• **Exercise aim**: Bring together all lines of the material below that contain the string "continencia".

• **Input data**:
=-=-=

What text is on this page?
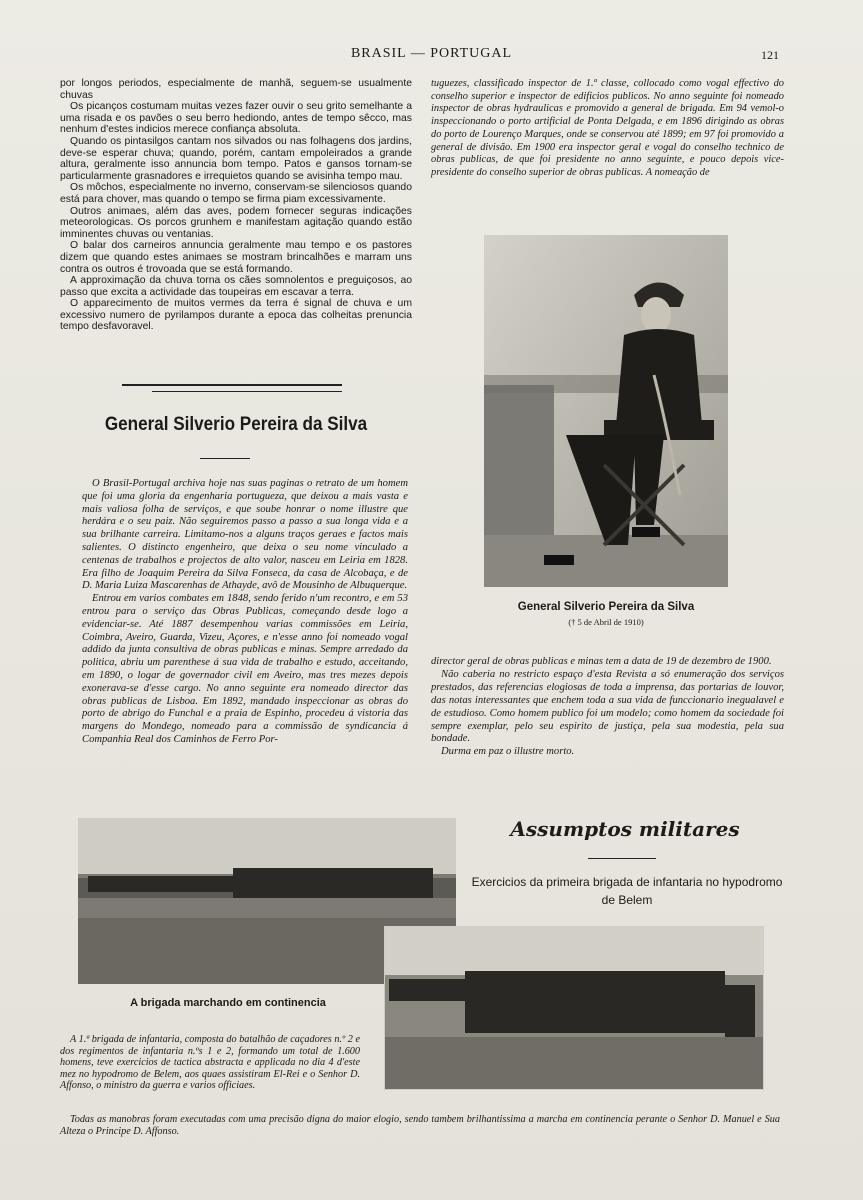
BRASIL — PORTUGAL	121

por longos periodos, especialmente de manhã, seguem-se usualmente chuvas

Os picanços costumam muitas vezes fazer ouvir o seu grito semelhante a uma risada e os pavões o seu berro hediondo, antes de tempo sêcco, mas nenhum d'estes indicios merece confiança absoluta.

Quando os pintasilgos cantam nos silvados ou nas folhagens dos jardins, deve-se esperar chuva; quando, porém, cantam empoleirados a grande altura, geralmente isso annuncia bom tempo. Patos e gansos tornam-se particularmente grasnadores e irrequietos quando se avisinha tempo mau.

Os môchos, especialmente no inverno, conservam-se silenciosos quando está para chover, mas quando o tempo se firma piam excessivamente.

Outros animaes, além das aves, podem fornecer seguras indicações meteorologicas. Os porcos grunhem e manifestam agitação quando estão imminentes chuvas ou ventanias.

O balar dos carneiros annuncia geralmente mau tempo e os pastores dizem que quando estes animaes se mostram brincalhões e marram uns contra os outros é trovoada que se está formando.

A approximação da chuva torna os cães somnolentos e preguiçosos, ao passo que excita a actividade das toupeiras em escavar a terra.

O apparecimento de muitos vermes da terra é signal de chuva e um excessivo numero de pyrilampos durante a epoca das colheitas prenuncia tempo desfavoravel.

tuguezes, classificado inspector de 1.ª classe, collocado como vogal effectivo do conselho superior e inspector de edificios publicos. No anno seguinte foi nomeado inspector de obras hydraulicas e promovido a general de brigada. Em 94 vemol-o inspeccionando o porto artificial de Ponta Delgada, e em 1896 dirigindo as obras do porto de Lourenço Marques, onde se conservou até 1899; em 97 foi promovido a general de divisão. Em 1900 era inspector geral e vogal do conselho technico de obras publicas, de que foi presidente no anno seguinte, e pouco depois vice-presidente do conselho superior de obras publicas. A nomeação de

General Silverio Pereira da Silva

O Brasil-Portugal archiva hoje nas suas paginas o retrato de um homem que foi uma gloria da engenharia portugueza, que deixou a mais vasta e mais valiosa folha de serviços, e que soube honrar o nome illustre que herdára e o seu paiz. Não seguiremos passo a passo a sua longa vida e a sua brilhante carreira. Limitamo-nos a alguns traços geraes e factos mais salientes. O distincto engenheiro, que deixa o seu nome vinculado a centenas de trabalhos e projectos de alto valor, nasceu em Leiria em 1828. Era filho de Joaquim Pereira da Silva Fonseca, da casa de Alcobaça, e de D. Maria Luiza Mascarenhas de Athayde, avô de Mousinho de Albuquerque.

Entrou em varios combates em 1848, sendo ferido n'um recontro, e em 53 entrou para o serviço das Obras Publicas, começando desde logo a evidenciar-se. Até 1887 desempenhou varias commissões em Leiria, Coimbra, Aveiro, Guarda, Vizeu, Açores, e n'esse anno foi nomeado vogal addido da junta consultiva de obras publicas e minas. Sempre arredado da politica, abriu um parenthese á sua vida de trabalho e estudo, acceitando, em 1890, o logar de governador civil em Aveiro, mas tres mezes depois exonerava-se d'esse cargo. No anno seguinte era nomeado director das obras publicas de Lisboa. Em 1892, mandado inspeccionar as obras do porto de abrigo do Funchal e a praia de Espinho, procedeu á vistoria das margens do Mondego, nomeado para a commissão de syndicancia á Companhia Real dos Caminhos de Ferro Por-

General Silverio Pereira da Silva
(† 5 de Abril de 1910)

director geral de obras publicas e minas tem a data de 19 de dezembro de 1900.

Não caberia no restricto espaço d'esta Revista a só enumeração dos serviços prestados, das referencias elogiosas de toda a imprensa, das portarias de louvor, das notas interessantes que enchem toda a sua vida de funccionario inegualavel e de estudioso. Como homem publico foi um modelo; como homem da sociedade foi sempre exemplar, pelo seu espirito de justiça, pela sua modestia, pela sua bondade.

Durma em paz o illustre morto.

Assumptos militares
Exercicios da primeira brigada de infantaria no hypodromo de Belem
A brigada marchando em continencia

A 1.ª brigada de infantaria, composta do batalhão de caçadores n.º 2 e dos regimentos de infantaria n.ºs 1 e 2, formando um total de 1.600 homens, teve exercicios de tactica abstracta e applicada no dia 4 d'este mez no hypodromo de Belem, aos quaes assistiram El-Rei e o Senhor D. Affonso, o ministro da guerra e varios officiaes.

Todas as manobras foram executadas com uma precisão digna do maior elogio, sendo tambem brilhantissima a marcha em continencia perante o Senhor D. Manuel e Sua Alteza o Principe D. Affonso.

=-=-=

• **Written response**:
A brigada marchando em continencia
Todas as manobras foram executadas com uma precisão digna do maior elogio, sendo tambem brilhantissima a marcha em continencia perante o Senhor D. Manuel e Sua Alteza o Principe D. Affonso.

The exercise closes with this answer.